───── DATA LISTING ─────
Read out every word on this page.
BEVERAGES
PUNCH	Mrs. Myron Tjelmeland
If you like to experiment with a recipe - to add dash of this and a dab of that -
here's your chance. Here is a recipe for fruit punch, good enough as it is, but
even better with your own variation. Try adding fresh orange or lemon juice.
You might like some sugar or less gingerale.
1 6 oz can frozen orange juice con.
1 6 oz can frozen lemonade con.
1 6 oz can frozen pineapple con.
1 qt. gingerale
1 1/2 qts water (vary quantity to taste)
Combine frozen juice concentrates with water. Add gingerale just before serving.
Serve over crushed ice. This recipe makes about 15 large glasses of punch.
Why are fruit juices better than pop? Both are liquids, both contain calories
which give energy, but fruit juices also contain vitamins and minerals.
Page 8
─────
───── DATA LISTING ─────
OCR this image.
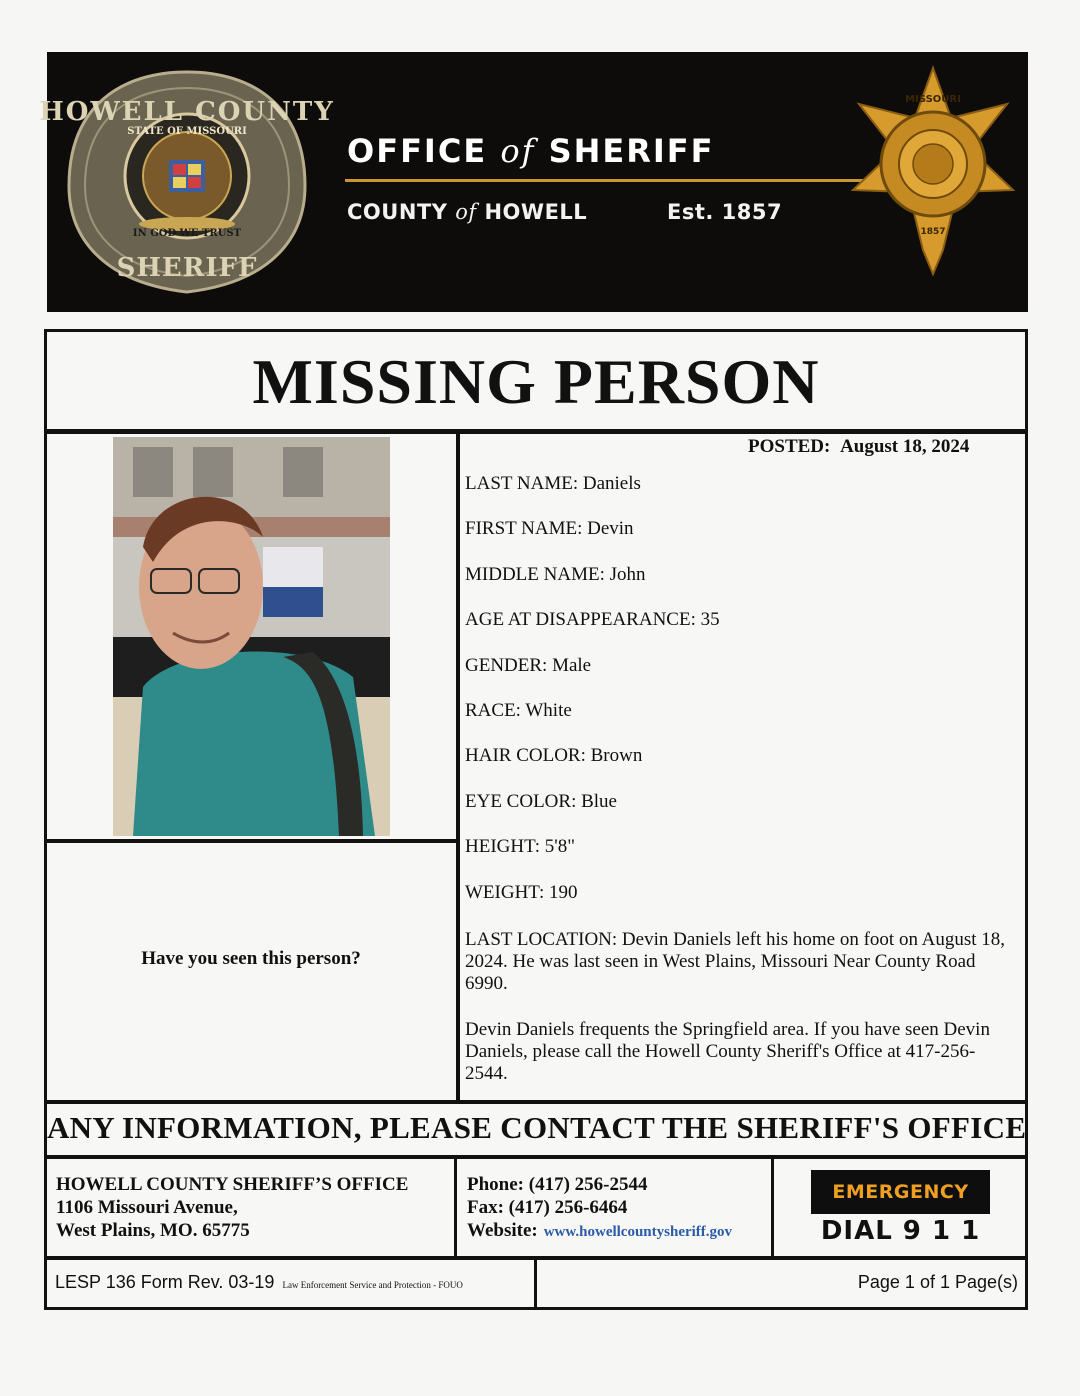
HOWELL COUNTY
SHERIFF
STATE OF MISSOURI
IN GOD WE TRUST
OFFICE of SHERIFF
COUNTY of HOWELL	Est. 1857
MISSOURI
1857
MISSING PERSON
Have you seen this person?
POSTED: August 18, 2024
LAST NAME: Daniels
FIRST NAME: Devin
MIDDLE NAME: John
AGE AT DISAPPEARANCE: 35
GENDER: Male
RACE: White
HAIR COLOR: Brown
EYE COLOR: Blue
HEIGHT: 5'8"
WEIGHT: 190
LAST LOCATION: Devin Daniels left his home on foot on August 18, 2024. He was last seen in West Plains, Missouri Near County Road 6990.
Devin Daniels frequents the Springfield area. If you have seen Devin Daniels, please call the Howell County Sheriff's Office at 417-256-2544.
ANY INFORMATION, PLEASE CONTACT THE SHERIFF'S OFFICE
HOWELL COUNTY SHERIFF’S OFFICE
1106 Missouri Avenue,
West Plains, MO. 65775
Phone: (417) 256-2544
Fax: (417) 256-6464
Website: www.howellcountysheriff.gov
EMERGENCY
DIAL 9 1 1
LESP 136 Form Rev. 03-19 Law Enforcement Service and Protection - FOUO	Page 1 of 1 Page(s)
─────
───── DATA LISTING ─────
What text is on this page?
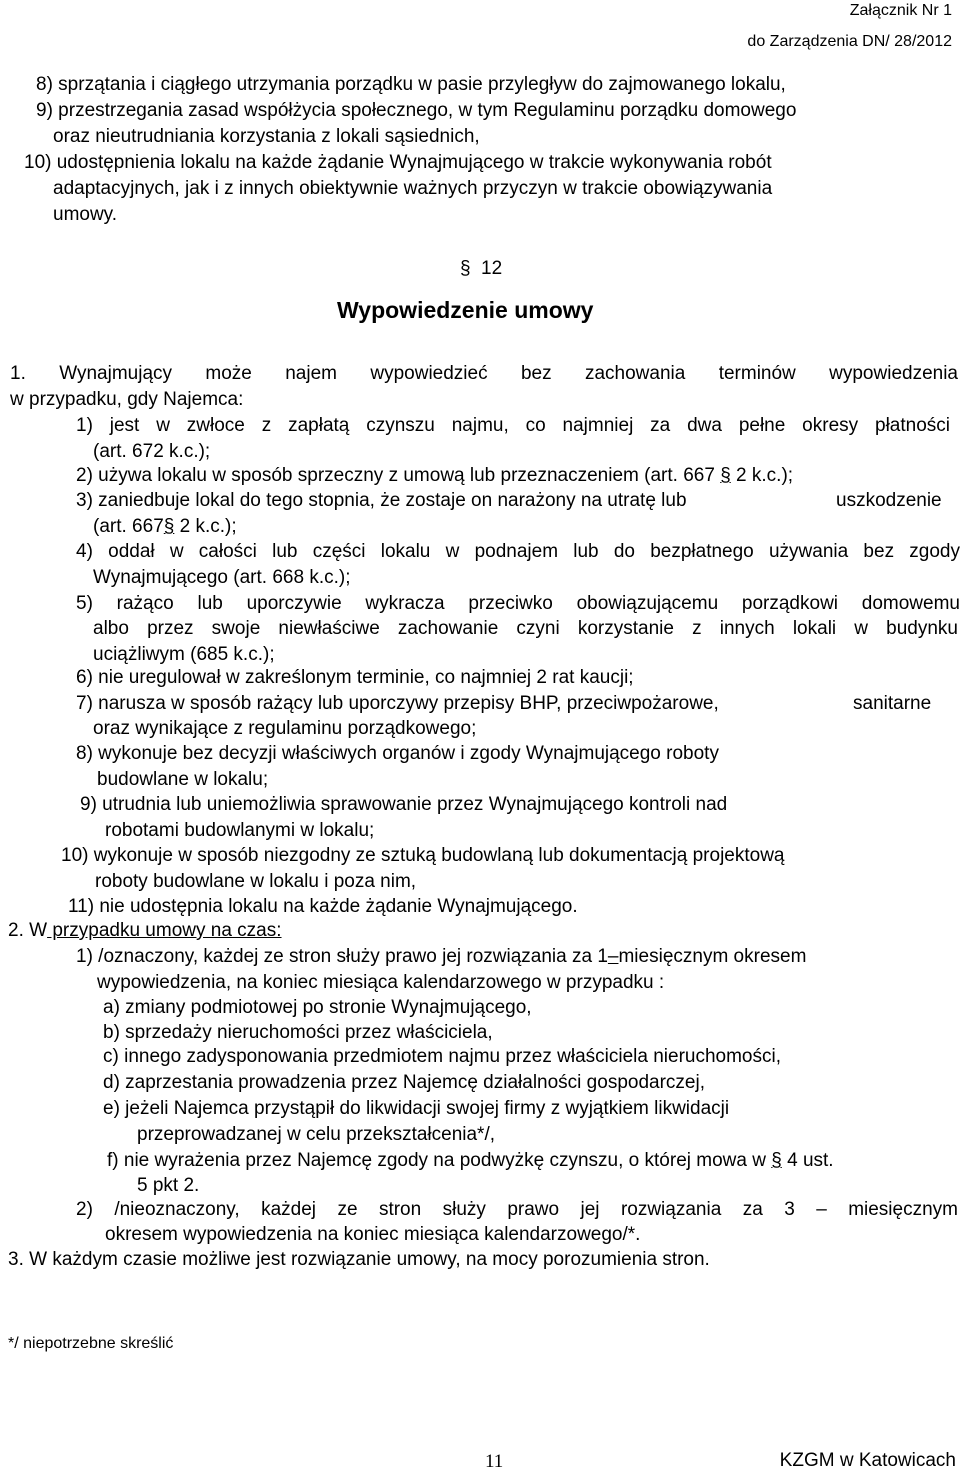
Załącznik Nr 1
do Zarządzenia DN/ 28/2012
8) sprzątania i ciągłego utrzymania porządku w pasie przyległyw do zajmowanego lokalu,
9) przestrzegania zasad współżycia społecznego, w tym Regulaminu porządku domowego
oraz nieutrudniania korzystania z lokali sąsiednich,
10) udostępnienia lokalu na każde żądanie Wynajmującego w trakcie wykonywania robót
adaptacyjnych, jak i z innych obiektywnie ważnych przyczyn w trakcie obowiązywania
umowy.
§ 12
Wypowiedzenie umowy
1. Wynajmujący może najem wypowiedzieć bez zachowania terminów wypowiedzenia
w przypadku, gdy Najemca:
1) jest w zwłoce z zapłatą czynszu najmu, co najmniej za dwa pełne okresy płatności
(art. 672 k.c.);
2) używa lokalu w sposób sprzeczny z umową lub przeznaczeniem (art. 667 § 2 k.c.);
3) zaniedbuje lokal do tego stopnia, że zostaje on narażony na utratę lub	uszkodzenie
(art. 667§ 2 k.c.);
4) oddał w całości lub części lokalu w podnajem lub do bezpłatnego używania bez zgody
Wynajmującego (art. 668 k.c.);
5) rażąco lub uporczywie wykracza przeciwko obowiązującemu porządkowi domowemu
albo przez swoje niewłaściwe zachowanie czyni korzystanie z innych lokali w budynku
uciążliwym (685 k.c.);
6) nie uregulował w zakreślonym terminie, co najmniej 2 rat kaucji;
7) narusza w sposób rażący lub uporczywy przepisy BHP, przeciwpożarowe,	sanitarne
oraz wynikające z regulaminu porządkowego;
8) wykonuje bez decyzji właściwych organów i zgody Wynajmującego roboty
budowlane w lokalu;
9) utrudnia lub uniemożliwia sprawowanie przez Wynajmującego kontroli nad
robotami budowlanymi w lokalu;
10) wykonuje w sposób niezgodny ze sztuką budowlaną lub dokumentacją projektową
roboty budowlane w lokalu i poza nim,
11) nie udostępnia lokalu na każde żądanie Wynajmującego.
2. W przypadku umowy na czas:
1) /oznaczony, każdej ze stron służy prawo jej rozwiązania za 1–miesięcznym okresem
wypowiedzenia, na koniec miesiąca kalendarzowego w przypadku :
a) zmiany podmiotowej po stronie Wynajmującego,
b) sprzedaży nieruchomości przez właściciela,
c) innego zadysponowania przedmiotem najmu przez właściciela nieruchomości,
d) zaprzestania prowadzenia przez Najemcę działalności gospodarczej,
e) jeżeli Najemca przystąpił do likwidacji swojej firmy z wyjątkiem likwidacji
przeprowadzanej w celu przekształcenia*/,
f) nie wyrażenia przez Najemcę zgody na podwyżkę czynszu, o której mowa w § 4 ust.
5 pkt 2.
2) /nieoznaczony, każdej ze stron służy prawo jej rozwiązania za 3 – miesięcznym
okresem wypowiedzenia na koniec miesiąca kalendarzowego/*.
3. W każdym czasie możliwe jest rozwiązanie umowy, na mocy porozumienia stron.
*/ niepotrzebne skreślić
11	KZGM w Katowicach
─────
- GIVEN TASK: Show each line holding the word "frozen".

- WRITTEN SOLUTION:
1 6 oz can frozen orange juice con.
1 6 oz can frozen lemonade con.
1 6 oz can frozen pineapple con.
Combine frozen juice concentrates with water. Add gingerale just before serving.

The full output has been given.